Instructions to follow: Reproduce exactly the final portion of the data: every line from the one containing "Convert this screenshot" through the last line, inclusive.

Extracted information:
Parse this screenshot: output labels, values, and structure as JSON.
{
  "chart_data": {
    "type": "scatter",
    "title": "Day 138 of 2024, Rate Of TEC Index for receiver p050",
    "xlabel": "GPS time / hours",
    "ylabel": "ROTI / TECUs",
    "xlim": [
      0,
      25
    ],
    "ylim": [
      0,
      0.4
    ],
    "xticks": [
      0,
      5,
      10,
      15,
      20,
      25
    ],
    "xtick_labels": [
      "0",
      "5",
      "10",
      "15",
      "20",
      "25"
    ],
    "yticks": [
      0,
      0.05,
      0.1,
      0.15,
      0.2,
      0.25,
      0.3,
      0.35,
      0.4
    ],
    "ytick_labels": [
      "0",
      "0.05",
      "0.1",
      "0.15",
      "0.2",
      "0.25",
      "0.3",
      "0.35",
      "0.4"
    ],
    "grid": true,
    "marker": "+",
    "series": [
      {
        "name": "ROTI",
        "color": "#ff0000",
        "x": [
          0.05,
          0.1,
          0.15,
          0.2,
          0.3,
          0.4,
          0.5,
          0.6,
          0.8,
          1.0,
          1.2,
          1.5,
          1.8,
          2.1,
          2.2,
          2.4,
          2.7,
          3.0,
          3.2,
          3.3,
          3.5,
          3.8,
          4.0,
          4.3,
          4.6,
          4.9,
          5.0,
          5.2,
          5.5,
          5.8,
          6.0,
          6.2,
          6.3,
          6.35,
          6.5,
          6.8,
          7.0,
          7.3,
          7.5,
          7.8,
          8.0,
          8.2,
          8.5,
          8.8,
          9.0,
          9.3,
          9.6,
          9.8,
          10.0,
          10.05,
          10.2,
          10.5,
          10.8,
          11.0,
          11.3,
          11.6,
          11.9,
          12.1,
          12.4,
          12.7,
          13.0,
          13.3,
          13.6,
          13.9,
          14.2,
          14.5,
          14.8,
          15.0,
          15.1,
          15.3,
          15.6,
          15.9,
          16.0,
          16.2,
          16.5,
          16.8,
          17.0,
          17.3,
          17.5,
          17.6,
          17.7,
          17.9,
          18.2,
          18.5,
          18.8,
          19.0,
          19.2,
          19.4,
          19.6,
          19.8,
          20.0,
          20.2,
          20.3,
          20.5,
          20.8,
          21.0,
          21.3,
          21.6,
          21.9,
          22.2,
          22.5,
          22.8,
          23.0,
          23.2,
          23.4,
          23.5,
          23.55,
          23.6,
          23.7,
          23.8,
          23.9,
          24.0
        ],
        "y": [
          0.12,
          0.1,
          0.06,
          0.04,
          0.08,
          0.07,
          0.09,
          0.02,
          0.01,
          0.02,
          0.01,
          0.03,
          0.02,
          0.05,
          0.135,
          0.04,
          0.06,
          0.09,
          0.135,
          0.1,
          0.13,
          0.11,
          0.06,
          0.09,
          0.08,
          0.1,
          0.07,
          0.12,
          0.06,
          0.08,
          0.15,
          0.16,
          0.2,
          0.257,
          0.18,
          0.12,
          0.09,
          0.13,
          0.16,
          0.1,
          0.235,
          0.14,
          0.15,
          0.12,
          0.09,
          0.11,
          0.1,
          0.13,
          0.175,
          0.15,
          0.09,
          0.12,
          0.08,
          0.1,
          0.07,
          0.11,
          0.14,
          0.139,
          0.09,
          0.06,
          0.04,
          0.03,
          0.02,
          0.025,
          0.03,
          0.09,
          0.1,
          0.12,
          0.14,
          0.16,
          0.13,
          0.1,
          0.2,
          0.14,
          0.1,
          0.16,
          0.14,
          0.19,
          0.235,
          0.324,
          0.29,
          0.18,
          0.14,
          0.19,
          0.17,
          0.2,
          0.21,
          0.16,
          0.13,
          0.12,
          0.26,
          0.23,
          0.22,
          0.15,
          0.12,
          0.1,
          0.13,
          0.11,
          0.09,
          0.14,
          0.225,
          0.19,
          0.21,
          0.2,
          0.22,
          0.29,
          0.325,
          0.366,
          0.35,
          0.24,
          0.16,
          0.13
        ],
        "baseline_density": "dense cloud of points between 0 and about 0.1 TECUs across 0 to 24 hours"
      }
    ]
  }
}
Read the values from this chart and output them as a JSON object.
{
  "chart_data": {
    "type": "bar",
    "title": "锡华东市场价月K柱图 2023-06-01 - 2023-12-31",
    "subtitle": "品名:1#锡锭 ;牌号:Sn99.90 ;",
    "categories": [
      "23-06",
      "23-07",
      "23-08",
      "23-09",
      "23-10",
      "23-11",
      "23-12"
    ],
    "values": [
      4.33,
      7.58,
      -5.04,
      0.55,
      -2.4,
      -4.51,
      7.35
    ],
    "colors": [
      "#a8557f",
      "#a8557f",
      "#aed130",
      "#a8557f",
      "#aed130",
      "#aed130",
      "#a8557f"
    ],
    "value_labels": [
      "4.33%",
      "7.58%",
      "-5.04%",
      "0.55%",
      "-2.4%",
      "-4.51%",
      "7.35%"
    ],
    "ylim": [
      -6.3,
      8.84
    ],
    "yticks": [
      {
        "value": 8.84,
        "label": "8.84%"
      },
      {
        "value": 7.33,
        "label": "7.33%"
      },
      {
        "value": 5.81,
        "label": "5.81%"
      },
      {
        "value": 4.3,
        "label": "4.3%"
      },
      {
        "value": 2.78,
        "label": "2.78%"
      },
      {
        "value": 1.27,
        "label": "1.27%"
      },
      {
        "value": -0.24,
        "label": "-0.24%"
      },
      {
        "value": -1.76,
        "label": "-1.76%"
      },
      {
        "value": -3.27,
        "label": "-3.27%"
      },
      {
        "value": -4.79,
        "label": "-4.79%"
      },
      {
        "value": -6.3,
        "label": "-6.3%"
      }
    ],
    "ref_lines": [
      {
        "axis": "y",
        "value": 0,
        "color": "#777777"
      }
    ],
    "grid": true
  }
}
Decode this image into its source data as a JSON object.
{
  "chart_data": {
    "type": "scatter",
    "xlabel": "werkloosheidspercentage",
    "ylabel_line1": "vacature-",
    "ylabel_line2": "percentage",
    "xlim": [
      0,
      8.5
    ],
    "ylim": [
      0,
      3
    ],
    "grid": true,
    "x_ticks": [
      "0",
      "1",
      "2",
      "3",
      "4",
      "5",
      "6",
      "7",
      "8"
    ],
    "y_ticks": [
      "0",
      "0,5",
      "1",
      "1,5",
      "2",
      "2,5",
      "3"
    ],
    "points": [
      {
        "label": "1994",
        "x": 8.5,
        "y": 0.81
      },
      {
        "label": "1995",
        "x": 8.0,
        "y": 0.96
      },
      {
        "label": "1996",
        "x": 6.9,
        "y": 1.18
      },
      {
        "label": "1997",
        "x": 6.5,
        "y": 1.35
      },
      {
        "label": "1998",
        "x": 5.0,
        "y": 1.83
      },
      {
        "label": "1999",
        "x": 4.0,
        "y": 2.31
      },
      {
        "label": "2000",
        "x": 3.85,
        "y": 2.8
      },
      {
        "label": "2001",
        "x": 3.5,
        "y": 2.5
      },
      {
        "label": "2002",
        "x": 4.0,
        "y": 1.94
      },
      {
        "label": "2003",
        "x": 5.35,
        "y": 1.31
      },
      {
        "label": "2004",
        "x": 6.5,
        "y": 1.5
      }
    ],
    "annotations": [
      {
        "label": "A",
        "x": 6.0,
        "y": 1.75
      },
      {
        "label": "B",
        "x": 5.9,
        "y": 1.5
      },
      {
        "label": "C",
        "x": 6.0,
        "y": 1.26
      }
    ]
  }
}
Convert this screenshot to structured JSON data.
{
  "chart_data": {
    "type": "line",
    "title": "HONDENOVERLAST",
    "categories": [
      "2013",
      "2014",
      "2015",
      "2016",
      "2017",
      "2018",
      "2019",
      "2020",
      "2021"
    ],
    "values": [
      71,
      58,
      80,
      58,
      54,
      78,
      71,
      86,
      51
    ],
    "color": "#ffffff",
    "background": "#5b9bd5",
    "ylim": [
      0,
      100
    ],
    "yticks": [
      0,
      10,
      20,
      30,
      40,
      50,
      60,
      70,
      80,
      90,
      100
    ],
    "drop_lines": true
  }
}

Result of the exercise:
Convert this screenshot to structured JSON data.
{
  "chart_data": {
    "type": "line",
    "title": "HONDENOVERLAST",
    "categories": [
      "2013",
      "2014",
      "2015",
      "2016",
      "2017",
      "2018",
      "2019",
      "2020",
      "2021"
    ],
    "values": [
      71,
      58,
      80,
      58,
      54,
      78,
      71,
      86,
      51
    ],
    "color": "#ffffff",
    "background": "#5b9bd5",
    "ylim": [
      0,
      100
    ],
    "yticks": [
      0,
      10,
      20,
      30,
      40,
      50,
      60,
      70,
      80,
      90,
      100
    ],
    "drop_lines": true
  }
}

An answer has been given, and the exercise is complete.